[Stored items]
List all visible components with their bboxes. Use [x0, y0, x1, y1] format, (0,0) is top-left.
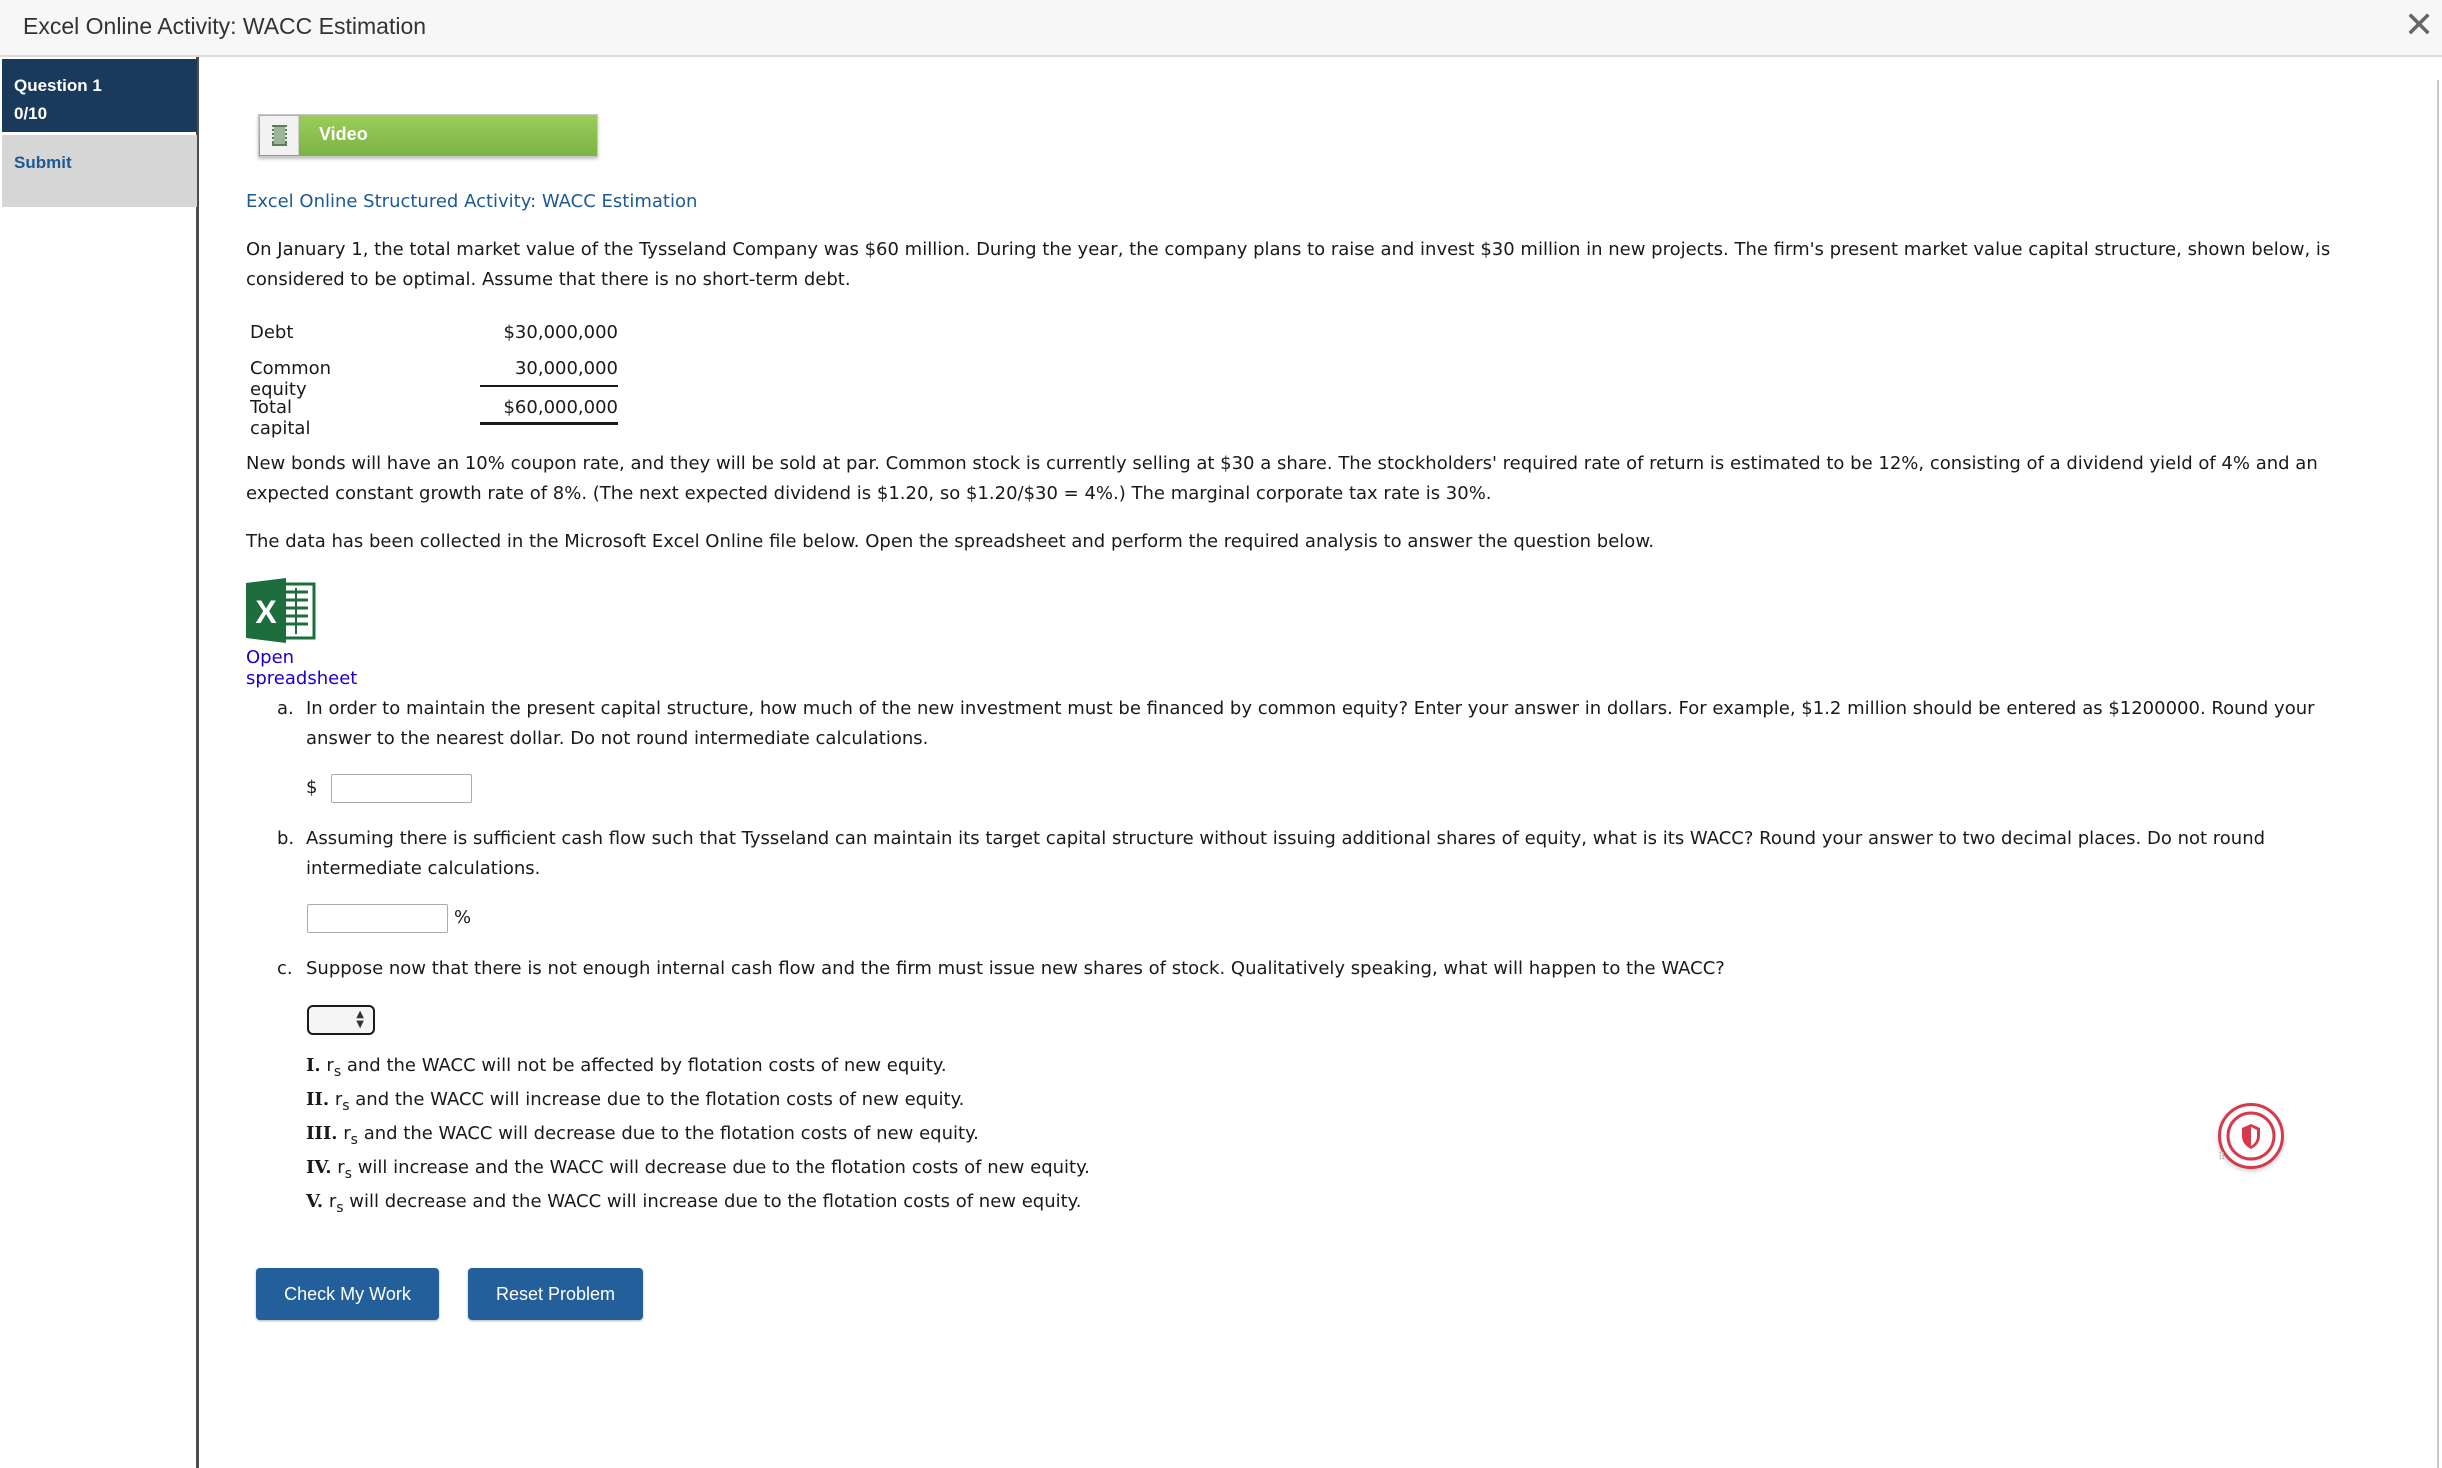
percent-suffix: %	[454, 907, 472, 928]
sidebar-item-submit[interactable]: Submit	[2, 135, 197, 207]
question-a-line-1: In order to maintain the present capital…	[306, 698, 2315, 719]
activity-heading: Excel Online Structured Activity: WACC E…	[246, 191, 698, 212]
excel-icon[interactable]: X	[246, 578, 316, 643]
question-a-line-2: answer to the nearest dollar. Do not rou…	[306, 728, 929, 749]
subtotal-rule	[480, 385, 618, 387]
video-button-label: Video	[319, 124, 368, 144]
data-note: The data has been collected in the Micro…	[246, 531, 1655, 552]
intro-line-2: considered to be optimal. Assume that th…	[246, 269, 851, 290]
question-b-line-2: intermediate calculations.	[306, 858, 541, 879]
question-sidebar: Question 1 0/10 Submit	[0, 57, 199, 1468]
drag-handle-icon[interactable]: ⠿	[2218, 1153, 2228, 1171]
open-spreadsheet-link[interactable]: Open spreadsheet	[246, 647, 357, 689]
question-b-line-1: Assuming there is sufficient cash flow s…	[306, 828, 2266, 849]
cap-label-equity: Common equity	[250, 358, 332, 400]
bonds-line-1: New bonds will have an 10% coupon rate, …	[246, 453, 2318, 474]
question-score: 0/10	[14, 104, 48, 123]
cap-value-total: $60,000,000	[503, 397, 618, 418]
option-v: V. rs will decrease and the WACC will in…	[306, 1191, 1082, 1216]
question-a-letter: a.	[277, 698, 294, 719]
cap-value-equity: 30,000,000	[514, 358, 618, 379]
wacc-input[interactable]	[307, 904, 448, 933]
cap-label-total: Total capital	[250, 397, 311, 439]
dollar-prefix: $	[306, 777, 318, 798]
option-i: I. rs and the WACC will not be affected …	[306, 1055, 947, 1080]
submit-label: Submit	[14, 153, 72, 172]
check-my-work-button[interactable]: Check My Work	[256, 1268, 439, 1320]
option-ii: II. rs and the WACC will increase due to…	[306, 1089, 965, 1114]
bonds-line-2: expected constant growth rate of 8%. (Th…	[246, 483, 1492, 504]
svg-text:X: X	[255, 594, 277, 630]
close-icon[interactable]: ✕	[2404, 8, 2434, 44]
question-c-letter: c.	[277, 958, 293, 979]
cap-value-debt: $30,000,000	[503, 322, 618, 343]
scrollbar-track[interactable]	[2437, 80, 2439, 1468]
wacc-effect-select[interactable]: ▲ ▼	[307, 1005, 375, 1035]
question-b-letter: b.	[277, 828, 295, 849]
equity-amount-input[interactable]	[331, 774, 472, 803]
option-iii: III. rs and the WACC will decrease due t…	[306, 1123, 979, 1148]
video-button[interactable]: Video	[258, 114, 598, 157]
total-rule	[480, 422, 618, 425]
select-arrows-icon: ▲ ▼	[356, 1009, 364, 1030]
window-title: Excel Online Activity: WACC Estimation	[23, 13, 427, 39]
cap-label-debt: Debt	[250, 322, 294, 343]
sidebar-item-question-1[interactable]: Question 1 0/10	[2, 59, 197, 132]
option-iv: IV. rs will increase and the WACC will d…	[306, 1157, 1090, 1182]
question-label: Question 1	[14, 76, 102, 95]
intro-line-1: On January 1, the total market value of …	[246, 239, 2331, 260]
film-icon	[260, 116, 299, 155]
reset-problem-button[interactable]: Reset Problem	[468, 1268, 643, 1320]
question-c-text: Suppose now that there is not enough int…	[306, 958, 1725, 979]
window-titlebar: Excel Online Activity: WACC Estimation ✕	[0, 0, 2442, 57]
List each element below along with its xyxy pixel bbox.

## Written instruction
Reproduce every line of the data above verbatim, omitting the pictures.

## Full answer
List all visible components with their bboxes. Use [x0, y0, x1, y1] format, (0,0) is top-left.
percent-suffix: %	[454, 907, 472, 928]
sidebar-item-submit[interactable]: Submit	[2, 135, 197, 207]
question-a-line-1: In order to maintain the present capital…	[306, 698, 2315, 719]
activity-heading: Excel Online Structured Activity: WACC E…	[246, 191, 698, 212]
excel-icon[interactable]: X	[246, 578, 316, 643]
question-a-line-2: answer to the nearest dollar. Do not rou…	[306, 728, 929, 749]
subtotal-rule	[480, 385, 618, 387]
video-button-label: Video	[319, 124, 368, 144]
data-note: The data has been collected in the Micro…	[246, 531, 1655, 552]
intro-line-2: considered to be optimal. Assume that th…	[246, 269, 851, 290]
question-b-line-2: intermediate calculations.	[306, 858, 541, 879]
question-sidebar: Question 1 0/10 Submit	[0, 57, 199, 1468]
drag-handle-icon[interactable]: ⠿	[2218, 1153, 2228, 1171]
open-spreadsheet-link[interactable]: Open spreadsheet	[246, 647, 357, 689]
question-b-line-1: Assuming there is sufficient cash flow s…	[306, 828, 2266, 849]
cap-label-equity: Common equity	[250, 358, 332, 400]
bonds-line-1: New bonds will have an 10% coupon rate, …	[246, 453, 2318, 474]
question-score: 0/10	[14, 104, 48, 123]
cap-value-total: $60,000,000	[503, 397, 618, 418]
option-v: V. rs will decrease and the WACC will in…	[306, 1191, 1082, 1216]
question-a-letter: a.	[277, 698, 294, 719]
cap-value-equity: 30,000,000	[514, 358, 618, 379]
wacc-input[interactable]	[307, 904, 448, 933]
cap-label-total: Total capital	[250, 397, 311, 439]
dollar-prefix: $	[306, 777, 318, 798]
option-i: I. rs and the WACC will not be affected …	[306, 1055, 947, 1080]
submit-label: Submit	[14, 153, 72, 172]
check-my-work-button[interactable]: Check My Work	[256, 1268, 439, 1320]
option-ii: II. rs and the WACC will increase due to…	[306, 1089, 965, 1114]
bonds-line-2: expected constant growth rate of 8%. (Th…	[246, 483, 1492, 504]
svg-text:X: X	[255, 594, 277, 630]
close-icon[interactable]: ✕	[2404, 8, 2434, 44]
question-c-letter: c.	[277, 958, 293, 979]
cap-value-debt: $30,000,000	[503, 322, 618, 343]
scrollbar-track[interactable]	[2437, 80, 2439, 1468]
wacc-effect-select[interactable]: ▲ ▼	[307, 1005, 375, 1035]
question-b-letter: b.	[277, 828, 295, 849]
equity-amount-input[interactable]	[331, 774, 472, 803]
option-iii: III. rs and the WACC will decrease due t…	[306, 1123, 979, 1148]
video-button[interactable]: Video	[258, 114, 598, 157]
total-rule	[480, 422, 618, 425]
select-arrows-icon: ▲ ▼	[356, 1009, 364, 1030]
window-title: Excel Online Activity: WACC Estimation	[23, 13, 427, 39]
cap-label-debt: Debt	[250, 322, 294, 343]
sidebar-item-question-1[interactable]: Question 1 0/10	[2, 59, 197, 132]
option-iv: IV. rs will increase and the WACC will d…	[306, 1157, 1090, 1182]
question-label: Question 1	[14, 76, 102, 95]
intro-line-1: On January 1, the total market value of …	[246, 239, 2331, 260]
film-icon	[260, 116, 299, 155]
reset-problem-button[interactable]: Reset Problem	[468, 1268, 643, 1320]
question-c-text: Suppose now that there is not enough int…	[306, 958, 1725, 979]
window-titlebar: Excel Online Activity: WACC Estimation ✕	[0, 0, 2442, 57]
List each element below along with its xyxy pixel bbox.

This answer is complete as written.